→ WHAT TO WORK ON: Reproduce all of the material word for word.

→ RECORDS PROVIDED:
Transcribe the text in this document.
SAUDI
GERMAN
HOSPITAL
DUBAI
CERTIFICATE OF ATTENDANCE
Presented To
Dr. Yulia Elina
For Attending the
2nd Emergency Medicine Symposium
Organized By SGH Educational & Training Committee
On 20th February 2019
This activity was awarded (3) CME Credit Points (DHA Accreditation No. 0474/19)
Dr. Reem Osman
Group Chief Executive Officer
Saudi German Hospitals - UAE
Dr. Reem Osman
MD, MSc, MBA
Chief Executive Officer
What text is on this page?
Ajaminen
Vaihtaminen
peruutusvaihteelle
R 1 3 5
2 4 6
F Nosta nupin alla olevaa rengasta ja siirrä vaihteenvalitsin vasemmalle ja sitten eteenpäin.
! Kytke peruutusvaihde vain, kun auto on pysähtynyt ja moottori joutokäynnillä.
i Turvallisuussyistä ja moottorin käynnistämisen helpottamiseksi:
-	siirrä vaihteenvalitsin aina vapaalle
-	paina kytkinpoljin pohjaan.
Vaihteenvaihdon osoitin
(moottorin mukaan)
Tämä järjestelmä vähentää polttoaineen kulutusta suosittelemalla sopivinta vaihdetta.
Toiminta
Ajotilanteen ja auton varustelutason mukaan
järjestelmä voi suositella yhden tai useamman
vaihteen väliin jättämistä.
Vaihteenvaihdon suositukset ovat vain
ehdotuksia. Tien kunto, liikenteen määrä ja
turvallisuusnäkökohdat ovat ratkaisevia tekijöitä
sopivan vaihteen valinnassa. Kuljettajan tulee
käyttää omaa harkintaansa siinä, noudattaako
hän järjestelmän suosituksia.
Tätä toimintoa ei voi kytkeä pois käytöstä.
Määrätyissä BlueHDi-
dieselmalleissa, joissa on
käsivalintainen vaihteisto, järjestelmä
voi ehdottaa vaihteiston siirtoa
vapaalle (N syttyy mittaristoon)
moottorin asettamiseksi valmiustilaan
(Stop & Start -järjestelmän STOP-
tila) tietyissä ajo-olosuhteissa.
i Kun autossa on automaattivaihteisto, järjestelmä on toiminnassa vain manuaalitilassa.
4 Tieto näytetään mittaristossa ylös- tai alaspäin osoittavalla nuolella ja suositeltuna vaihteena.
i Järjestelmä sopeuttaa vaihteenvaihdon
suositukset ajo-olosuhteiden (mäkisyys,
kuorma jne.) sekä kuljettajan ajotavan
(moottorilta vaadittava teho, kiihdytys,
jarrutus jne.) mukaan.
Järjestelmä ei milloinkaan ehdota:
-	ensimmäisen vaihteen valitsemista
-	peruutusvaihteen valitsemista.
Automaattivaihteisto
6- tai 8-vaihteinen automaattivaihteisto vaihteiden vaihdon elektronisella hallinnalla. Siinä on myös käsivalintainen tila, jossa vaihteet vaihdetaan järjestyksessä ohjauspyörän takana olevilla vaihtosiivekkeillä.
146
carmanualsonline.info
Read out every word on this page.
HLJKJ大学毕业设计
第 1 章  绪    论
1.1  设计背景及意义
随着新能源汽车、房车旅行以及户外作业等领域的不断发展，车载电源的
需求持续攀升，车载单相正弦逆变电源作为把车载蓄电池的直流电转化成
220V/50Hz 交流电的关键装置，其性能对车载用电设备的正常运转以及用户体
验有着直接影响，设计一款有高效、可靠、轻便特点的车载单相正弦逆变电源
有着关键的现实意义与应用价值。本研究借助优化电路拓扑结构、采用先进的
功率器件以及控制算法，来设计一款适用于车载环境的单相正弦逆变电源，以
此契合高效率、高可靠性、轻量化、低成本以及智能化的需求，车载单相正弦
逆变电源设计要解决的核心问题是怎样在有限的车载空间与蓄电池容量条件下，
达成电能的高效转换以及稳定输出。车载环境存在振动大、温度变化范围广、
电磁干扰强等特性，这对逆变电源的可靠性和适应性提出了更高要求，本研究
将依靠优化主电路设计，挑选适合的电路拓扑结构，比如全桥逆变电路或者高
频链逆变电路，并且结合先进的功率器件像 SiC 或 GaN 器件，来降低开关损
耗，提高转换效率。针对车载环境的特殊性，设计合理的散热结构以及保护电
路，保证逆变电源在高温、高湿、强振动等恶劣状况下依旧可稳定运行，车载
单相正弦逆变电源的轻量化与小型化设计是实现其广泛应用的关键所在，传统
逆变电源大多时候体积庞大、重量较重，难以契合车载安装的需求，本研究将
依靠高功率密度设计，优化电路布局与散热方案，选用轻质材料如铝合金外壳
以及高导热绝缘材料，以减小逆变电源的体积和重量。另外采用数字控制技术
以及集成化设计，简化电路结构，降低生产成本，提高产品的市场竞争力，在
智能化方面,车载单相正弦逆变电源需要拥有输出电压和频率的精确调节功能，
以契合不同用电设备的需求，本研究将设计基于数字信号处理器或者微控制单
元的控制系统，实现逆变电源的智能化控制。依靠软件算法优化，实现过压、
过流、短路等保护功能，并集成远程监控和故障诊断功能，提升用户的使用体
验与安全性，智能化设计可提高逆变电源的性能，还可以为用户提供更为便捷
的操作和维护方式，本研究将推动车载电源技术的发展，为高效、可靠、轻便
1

→ WRITTEN RESPONSE:
Transcribe the text in this document.
SAUDI
GERMAN
HOSPITAL
DUBAI
CERTIFICATE OF ATTENDANCE
Presented To
Dr. Yulia Elina
For Attending the
2nd Emergency Medicine Symposium
Organized By SGH Educational & Training Committee
On 20th February 2019
This activity was awarded (3) CME Credit Points (DHA Accreditation No. 0474/19)
Dr. Reem Osman
Group Chief Executive Officer
Saudi German Hospitals - UAE
Dr. Reem Osman
MD, MSc, MBA
Chief Executive Officer
What text is on this page?
Ajaminen
Vaihtaminen
peruutusvaihteelle
R 1 3 5
2 4 6
F Nosta nupin alla olevaa rengasta ja siirrä vaihteenvalitsin vasemmalle ja sitten eteenpäin.
! Kytke peruutusvaihde vain, kun auto on pysähtynyt ja moottori joutokäynnillä.
i Turvallisuussyistä ja moottorin käynnistämisen helpottamiseksi:
-	siirrä vaihteenvalitsin aina vapaalle
-	paina kytkinpoljin pohjaan.
Vaihteenvaihdon osoitin
(moottorin mukaan)
Tämä järjestelmä vähentää polttoaineen kulutusta suosittelemalla sopivinta vaihdetta.
Toiminta
Ajotilanteen ja auton varustelutason mukaan
järjestelmä voi suositella yhden tai useamman
vaihteen väliin jättämistä.
Vaihteenvaihdon suositukset ovat vain
ehdotuksia. Tien kunto, liikenteen määrä ja
turvallisuusnäkökohdat ovat ratkaisevia tekijöitä
sopivan vaihteen valinnassa. Kuljettajan tulee
käyttää omaa harkintaansa siinä, noudattaako
hän järjestelmän suosituksia.
Tätä toimintoa ei voi kytkeä pois käytöstä.
Määrätyissä BlueHDi-
dieselmalleissa, joissa on
käsivalintainen vaihteisto, järjestelmä
voi ehdottaa vaihteiston siirtoa
vapaalle (N syttyy mittaristoon)
moottorin asettamiseksi valmiustilaan
(Stop & Start -järjestelmän STOP-
tila) tietyissä ajo-olosuhteissa.
i Kun autossa on automaattivaihteisto, järjestelmä on toiminnassa vain manuaalitilassa.
4 Tieto näytetään mittaristossa ylös- tai alaspäin osoittavalla nuolella ja suositeltuna vaihteena.
i Järjestelmä sopeuttaa vaihteenvaihdon
suositukset ajo-olosuhteiden (mäkisyys,
kuorma jne.) sekä kuljettajan ajotavan
(moottorilta vaadittava teho, kiihdytys,
jarrutus jne.) mukaan.
Järjestelmä ei milloinkaan ehdota:
-	ensimmäisen vaihteen valitsemista
-	peruutusvaihteen valitsemista.
Automaattivaihteisto
6- tai 8-vaihteinen automaattivaihteisto vaihteiden vaihdon elektronisella hallinnalla. Siinä on myös käsivalintainen tila, jossa vaihteet vaihdetaan järjestyksessä ohjauspyörän takana olevilla vaihtosiivekkeillä.
146
carmanualsonline.info
Read out every word on this page.
HLJKJ大学毕业设计
第 1 章  绪    论
1.1  设计背景及意义
随着新能源汽车、房车旅行以及户外作业等领域的不断发展，车载电源的
需求持续攀升，车载单相正弦逆变电源作为把车载蓄电池的直流电转化成
220V/50Hz 交流电的关键装置，其性能对车载用电设备的正常运转以及用户体
验有着直接影响，设计一款有高效、可靠、轻便特点的车载单相正弦逆变电源
有着关键的现实意义与应用价值。本研究借助优化电路拓扑结构、采用先进的
功率器件以及控制算法，来设计一款适用于车载环境的单相正弦逆变电源，以
此契合高效率、高可靠性、轻量化、低成本以及智能化的需求，车载单相正弦
逆变电源设计要解决的核心问题是怎样在有限的车载空间与蓄电池容量条件下，
达成电能的高效转换以及稳定输出。车载环境存在振动大、温度变化范围广、
电磁干扰强等特性，这对逆变电源的可靠性和适应性提出了更高要求，本研究
将依靠优化主电路设计，挑选适合的电路拓扑结构，比如全桥逆变电路或者高
频链逆变电路，并且结合先进的功率器件像 SiC 或 GaN 器件，来降低开关损
耗，提高转换效率。针对车载环境的特殊性，设计合理的散热结构以及保护电
路，保证逆变电源在高温、高湿、强振动等恶劣状况下依旧可稳定运行，车载
单相正弦逆变电源的轻量化与小型化设计是实现其广泛应用的关键所在，传统
逆变电源大多时候体积庞大、重量较重，难以契合车载安装的需求，本研究将
依靠高功率密度设计，优化电路布局与散热方案，选用轻质材料如铝合金外壳
以及高导热绝缘材料，以减小逆变电源的体积和重量。另外采用数字控制技术
以及集成化设计，简化电路结构，降低生产成本，提高产品的市场竞争力，在
智能化方面,车载单相正弦逆变电源需要拥有输出电压和频率的精确调节功能，
以契合不同用电设备的需求，本研究将设计基于数字信号处理器或者微控制单
元的控制系统，实现逆变电源的智能化控制。依靠软件算法优化，实现过压、
过流、短路等保护功能，并集成远程监控和故障诊断功能，提升用户的使用体
验与安全性，智能化设计可提高逆变电源的性能，还可以为用户提供更为便捷
的操作和维护方式，本研究将推动车载电源技术的发展，为高效、可靠、轻便
1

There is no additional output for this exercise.